◆ **EXCERPTED RECORDS**:

•••••

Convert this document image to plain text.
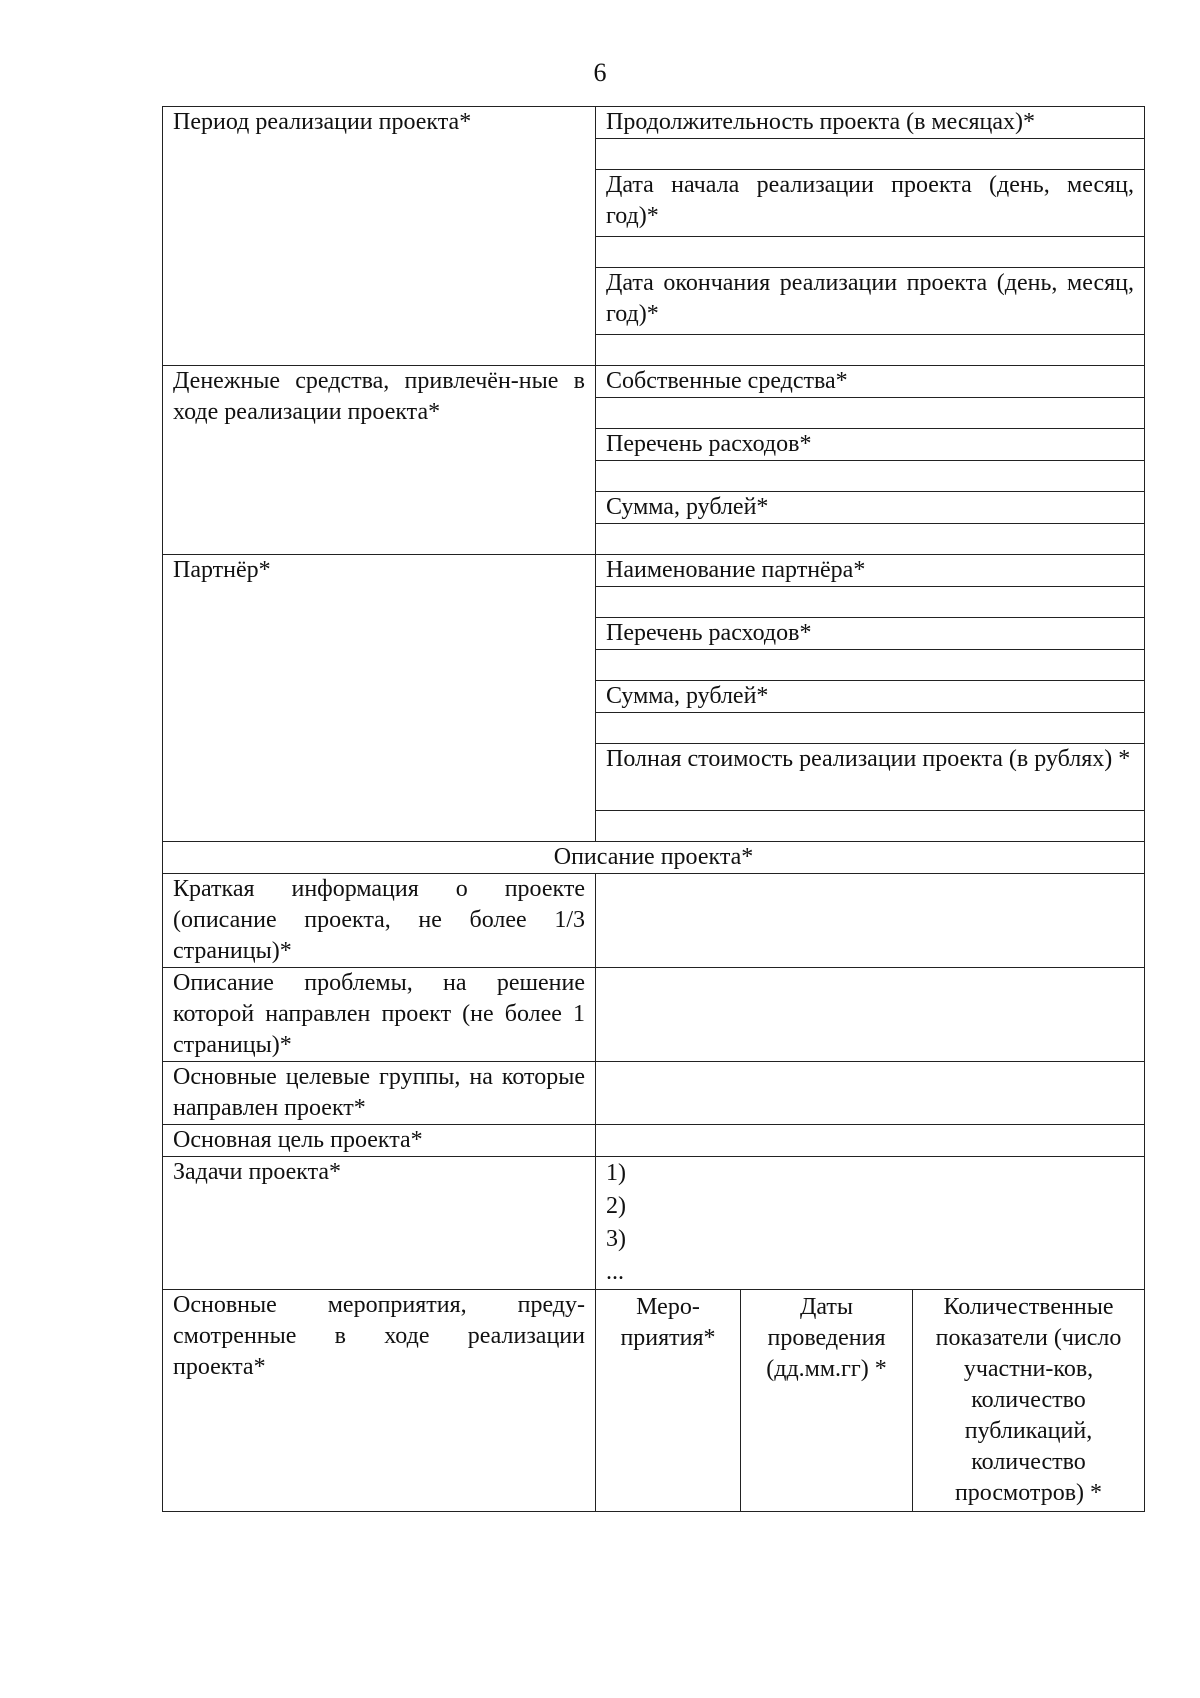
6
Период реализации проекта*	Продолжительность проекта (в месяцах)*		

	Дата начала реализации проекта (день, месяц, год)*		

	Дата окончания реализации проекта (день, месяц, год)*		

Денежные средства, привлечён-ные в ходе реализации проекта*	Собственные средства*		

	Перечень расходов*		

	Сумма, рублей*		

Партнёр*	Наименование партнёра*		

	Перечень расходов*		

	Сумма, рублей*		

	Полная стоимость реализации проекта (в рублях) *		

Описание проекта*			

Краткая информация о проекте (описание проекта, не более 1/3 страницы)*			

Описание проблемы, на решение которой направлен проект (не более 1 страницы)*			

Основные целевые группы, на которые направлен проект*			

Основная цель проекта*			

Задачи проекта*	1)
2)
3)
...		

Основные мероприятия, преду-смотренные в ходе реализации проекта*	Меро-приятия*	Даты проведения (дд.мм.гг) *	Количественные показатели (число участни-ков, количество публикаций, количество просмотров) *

•••••

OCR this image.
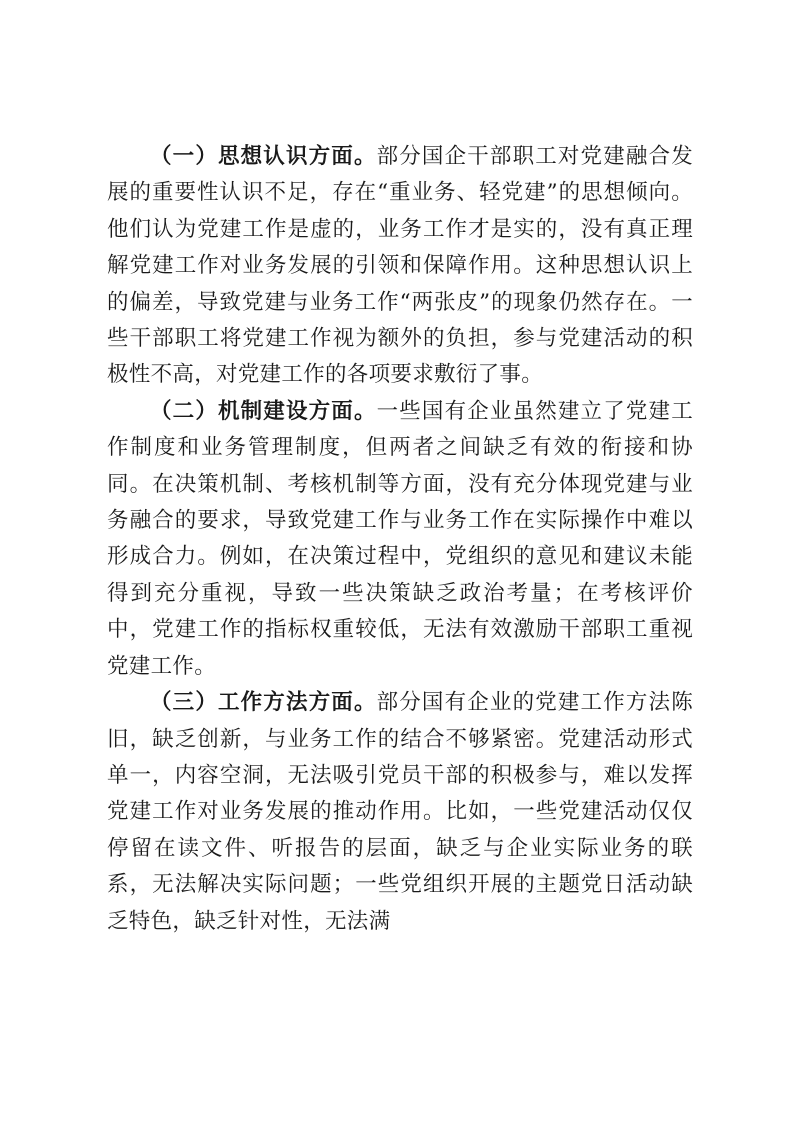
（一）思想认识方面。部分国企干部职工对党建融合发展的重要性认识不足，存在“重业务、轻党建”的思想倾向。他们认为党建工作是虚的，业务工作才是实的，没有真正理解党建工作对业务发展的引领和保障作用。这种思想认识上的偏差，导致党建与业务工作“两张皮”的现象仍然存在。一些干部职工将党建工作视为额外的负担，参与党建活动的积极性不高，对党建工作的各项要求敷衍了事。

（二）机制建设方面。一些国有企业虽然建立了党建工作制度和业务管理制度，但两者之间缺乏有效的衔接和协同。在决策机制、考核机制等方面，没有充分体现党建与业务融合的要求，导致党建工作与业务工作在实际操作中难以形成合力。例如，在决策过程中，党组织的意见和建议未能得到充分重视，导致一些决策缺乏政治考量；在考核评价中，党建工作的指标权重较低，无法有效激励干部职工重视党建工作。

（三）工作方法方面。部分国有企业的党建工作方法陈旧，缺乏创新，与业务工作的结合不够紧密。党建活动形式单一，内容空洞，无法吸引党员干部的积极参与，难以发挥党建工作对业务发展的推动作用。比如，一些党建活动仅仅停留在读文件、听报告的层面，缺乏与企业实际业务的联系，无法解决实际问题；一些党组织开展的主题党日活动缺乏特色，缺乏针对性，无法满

•••••

◆ **WRITTEN PROBLEM**: Scan the lines for the string "image". Copy out each line that matches.

◆ **COMPLETED TASK**:
Convert this document image to plain text.
OCR this image.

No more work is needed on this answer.